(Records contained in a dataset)
========================================================================

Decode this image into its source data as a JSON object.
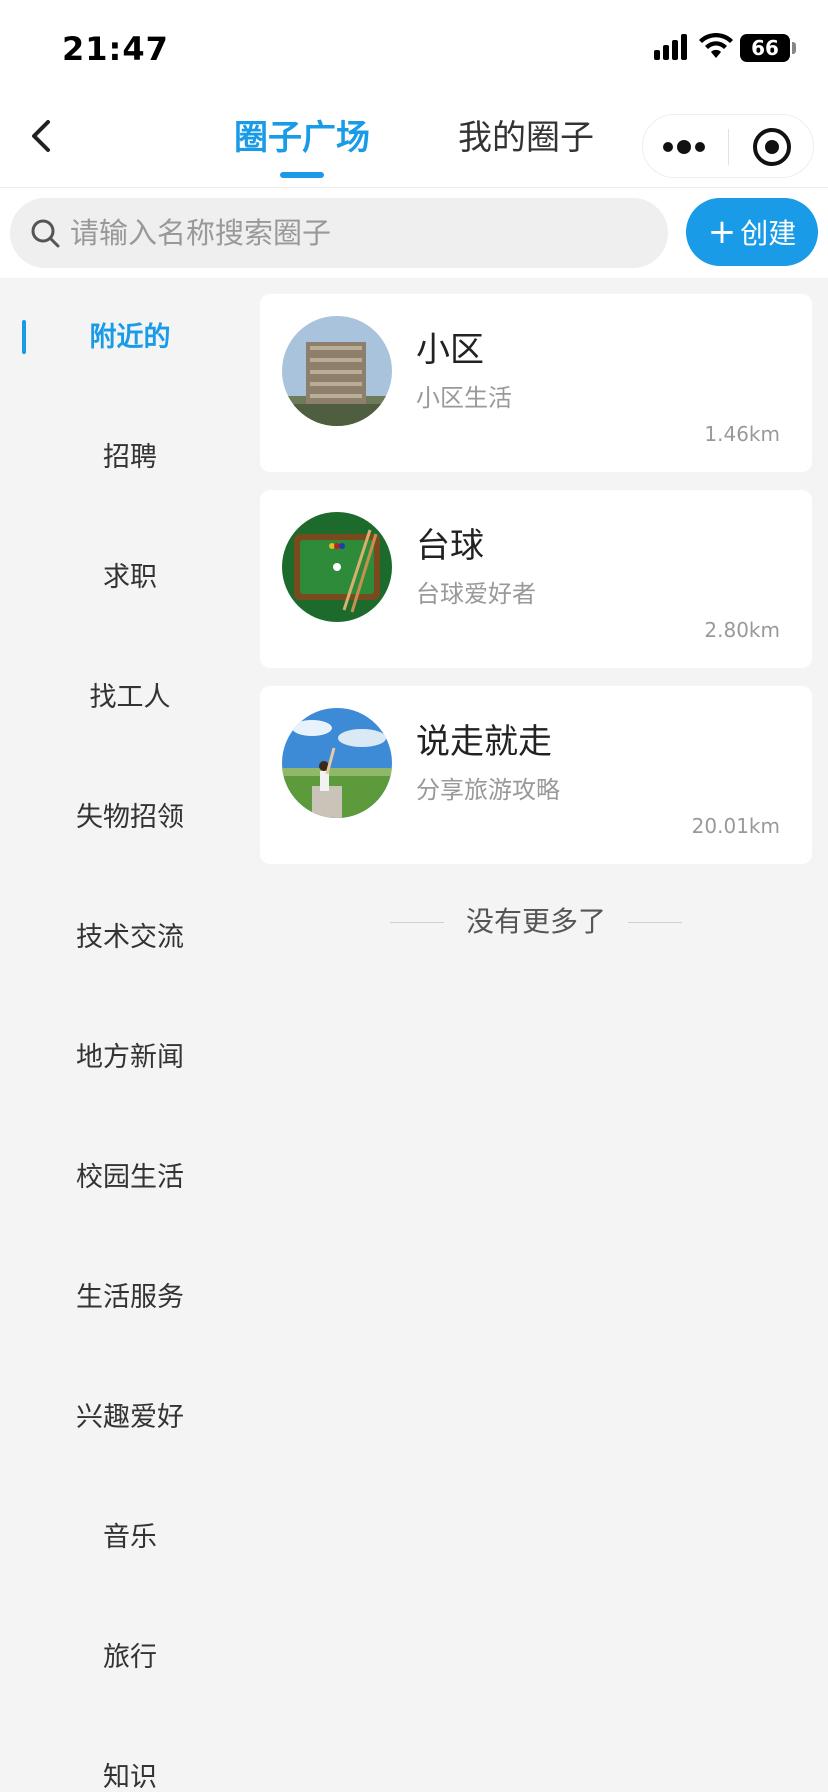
{
  "status_bar": {
    "time": "21:47",
    "battery": "66"
  },
  "nav": {
    "tabs": [
      {
        "label": "圈子广场",
        "active": true
      },
      {
        "label": "我的圈子",
        "active": false
      }
    ]
  },
  "search": {
    "placeholder": "请输入名称搜索圈子"
  },
  "create_button": {
    "label": "创建"
  },
  "sidebar": {
    "items": [
      {
        "label": "附近的",
        "active": true
      },
      {
        "label": "招聘"
      },
      {
        "label": "求职"
      },
      {
        "label": "找工人"
      },
      {
        "label": "失物招领"
      },
      {
        "label": "技术交流"
      },
      {
        "label": "地方新闻"
      },
      {
        "label": "校园生活"
      },
      {
        "label": "生活服务"
      },
      {
        "label": "兴趣爱好"
      },
      {
        "label": "音乐"
      },
      {
        "label": "旅行"
      },
      {
        "label": "知识"
      }
    ]
  },
  "circles": [
    {
      "title": "小区",
      "subtitle": "小区生活",
      "distance": "1.46km",
      "avatar_icon": "building-photo"
    },
    {
      "title": "台球",
      "subtitle": "台球爱好者",
      "distance": "2.80km",
      "avatar_icon": "billiards-table-photo"
    },
    {
      "title": "说走就走",
      "subtitle": "分享旅游攻略",
      "distance": "20.01km",
      "avatar_icon": "travel-landscape-photo"
    }
  ],
  "footer": {
    "no_more_text": "没有更多了"
  },
  "colors": {
    "accent": "#1a9be8",
    "background": "#f4f4f4"
  }
}
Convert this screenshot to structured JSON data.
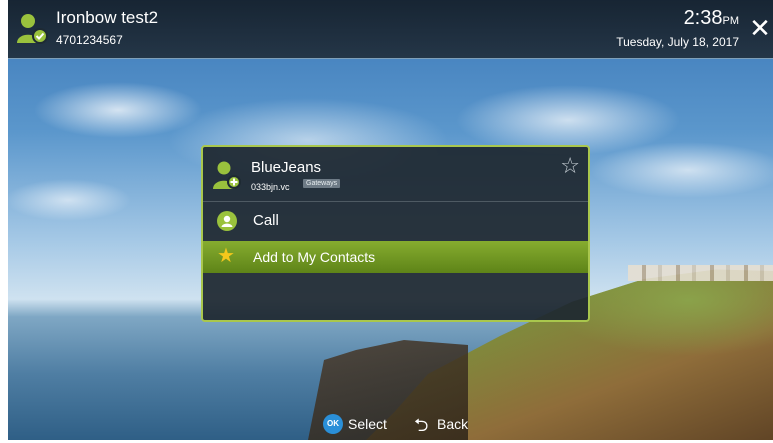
{
  "header": {
    "user_name": "Ironbow test2",
    "user_number": "4701234567",
    "time": "2:38",
    "ampm": "PM",
    "date": "Tuesday, July 18, 2017",
    "close_icon": "close-icon"
  },
  "dialog": {
    "contact_name": "BlueJeans",
    "contact_address": "033bjn.vc",
    "contact_tag": "Gateways",
    "favorite_icon": "star-outline-icon",
    "menu": [
      {
        "label": "Call",
        "icon": "person-icon",
        "selected": false
      },
      {
        "label": "Add to My Contacts",
        "icon": "star-icon",
        "selected": true
      }
    ]
  },
  "footer": {
    "ok_badge": "OK",
    "select_label": "Select",
    "back_label": "Back"
  },
  "colors": {
    "accent_green": "#86ac2f",
    "ok_blue": "#2a8fd8",
    "star_yellow": "#f4c81c"
  }
}
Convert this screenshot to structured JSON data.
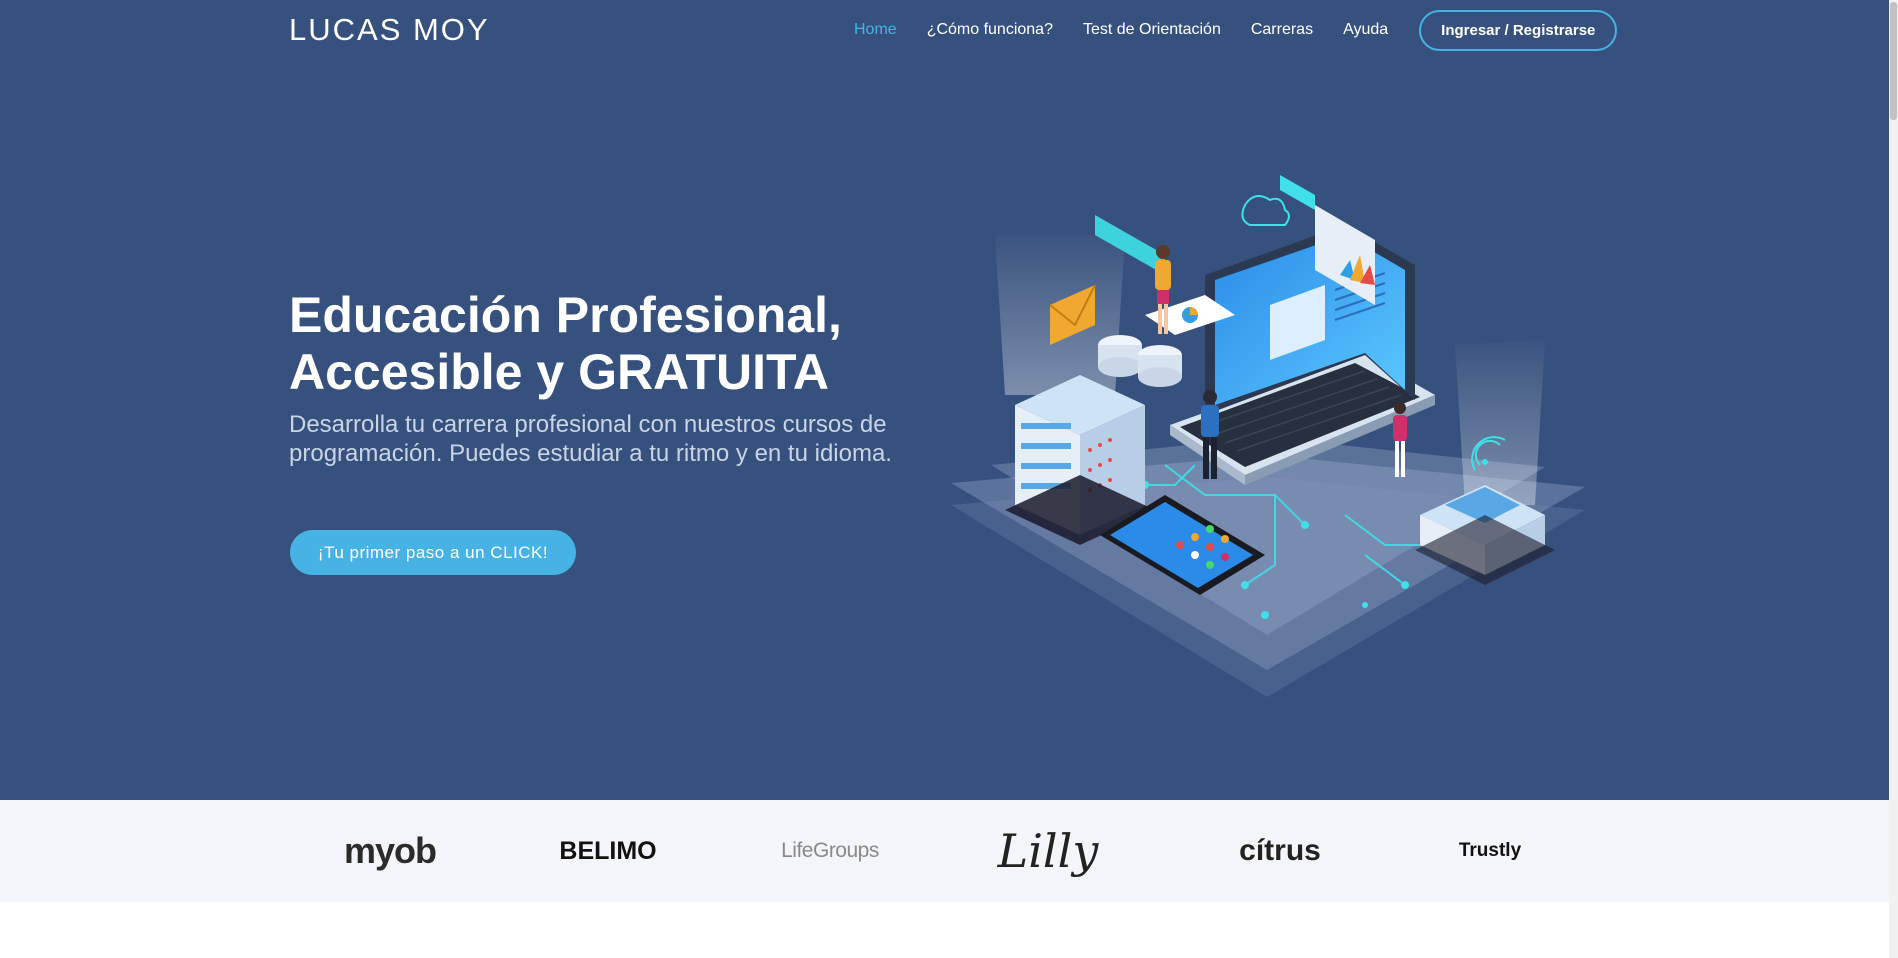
{
  "header": {
    "logo": "LUCAS MOY",
    "nav": [
      {
        "label": "Home",
        "active": true
      },
      {
        "label": "¿Cómo funciona?"
      },
      {
        "label": "Test de Orientación"
      },
      {
        "label": "Carreras"
      },
      {
        "label": "Ayuda"
      }
    ],
    "login_label": "Ingresar / Registrarse"
  },
  "hero": {
    "title_line1": "Educación Profesional,",
    "title_line2": "Accesible y GRATUITA",
    "subtitle": "Desarrolla tu carrera profesional con nuestros cursos de programación. Puedes estudiar a tu ritmo y en tu idioma.",
    "cta_label": "¡Tu primer paso a un CLICK!",
    "illustration": "isometric-tech-illustration"
  },
  "clients": [
    {
      "name": "myob"
    },
    {
      "name": "BELIMO"
    },
    {
      "name": "LifeGroups"
    },
    {
      "name": "Lilly"
    },
    {
      "name": "cítrus"
    },
    {
      "name": "Trustly"
    }
  ],
  "colors": {
    "hero_bg": "#37517e",
    "accent": "#47b2e4",
    "clients_bg": "#f3f5fa"
  }
}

========================================================================

• SET TASK:
Output all of the records exactly as they appear above, but not the pictures.

• FINISHED EXERCISE:
Decode this image into its source data as a JSON object.
{
  "status_bar": {
    "time": "21:47",
    "battery": "66"
  },
  "nav": {
    "tabs": [
      {
        "label": "圈子广场",
        "active": true
      },
      {
        "label": "我的圈子",
        "active": false
      }
    ]
  },
  "search": {
    "placeholder": "请输入名称搜索圈子"
  },
  "create_button": {
    "label": "创建"
  },
  "sidebar": {
    "items": [
      {
        "label": "附近的",
        "active": true
      },
      {
        "label": "招聘"
      },
      {
        "label": "求职"
      },
      {
        "label": "找工人"
      },
      {
        "label": "失物招领"
      },
      {
        "label": "技术交流"
      },
      {
        "label": "地方新闻"
      },
      {
        "label": "校园生活"
      },
      {
        "label": "生活服务"
      },
      {
        "label": "兴趣爱好"
      },
      {
        "label": "音乐"
      },
      {
        "label": "旅行"
      },
      {
        "label": "知识"
      }
    ]
  },
  "circles": [
    {
      "title": "小区",
      "subtitle": "小区生活",
      "distance": "1.46km",
      "avatar_icon": "building-photo"
    },
    {
      "title": "台球",
      "subtitle": "台球爱好者",
      "distance": "2.80km",
      "avatar_icon": "billiards-table-photo"
    },
    {
      "title": "说走就走",
      "subtitle": "分享旅游攻略",
      "distance": "20.01km",
      "avatar_icon": "travel-landscape-photo"
    }
  ],
  "footer": {
    "no_more_text": "没有更多了"
  },
  "colors": {
    "accent": "#1a9be8",
    "background": "#f4f4f4"
  }
}
Convert this screenshot to structured JSON data.
{
  "header": {
    "user_name": "Ironbow test2",
    "user_number": "4701234567",
    "time": "2:38",
    "ampm": "PM",
    "date": "Tuesday, July 18, 2017",
    "close_icon": "close-icon"
  },
  "dialog": {
    "contact_name": "BlueJeans",
    "contact_address": "033bjn.vc",
    "contact_tag": "Gateways",
    "favorite_icon": "star-outline-icon",
    "menu": [
      {
        "label": "Call",
        "icon": "person-icon",
        "selected": false
      },
      {
        "label": "Add to My Contacts",
        "icon": "star-icon",
        "selected": true
      }
    ]
  },
  "footer": {
    "ok_badge": "OK",
    "select_label": "Select",
    "back_label": "Back"
  },
  "colors": {
    "accent_green": "#86ac2f",
    "ok_blue": "#2a8fd8",
    "star_yellow": "#f4c81c"
  }
}
Convert this screenshot to structured JSON data.
{
  "header": {
    "logo": "LUCAS MOY",
    "nav": [
      {
        "label": "Home",
        "active": true
      },
      {
        "label": "¿Cómo funciona?"
      },
      {
        "label": "Test de Orientación"
      },
      {
        "label": "Carreras"
      },
      {
        "label": "Ayuda"
      }
    ],
    "login_label": "Ingresar / Registrarse"
  },
  "hero": {
    "title_line1": "Educación Profesional,",
    "title_line2": "Accesible y GRATUITA",
    "subtitle": "Desarrolla tu carrera profesional con nuestros cursos de programación. Puedes estudiar a tu ritmo y en tu idioma.",
    "cta_label": "¡Tu primer paso a un CLICK!",
    "illustration": "isometric-tech-illustration"
  },
  "clients": [
    {
      "name": "myob"
    },
    {
      "name": "BELIMO"
    },
    {
      "name": "LifeGroups"
    },
    {
      "name": "Lilly"
    },
    {
      "name": "cítrus"
    },
    {
      "name": "Trustly"
    }
  ],
  "colors": {
    "hero_bg": "#37517e",
    "accent": "#47b2e4",
    "clients_bg": "#f3f5fa"
  }
}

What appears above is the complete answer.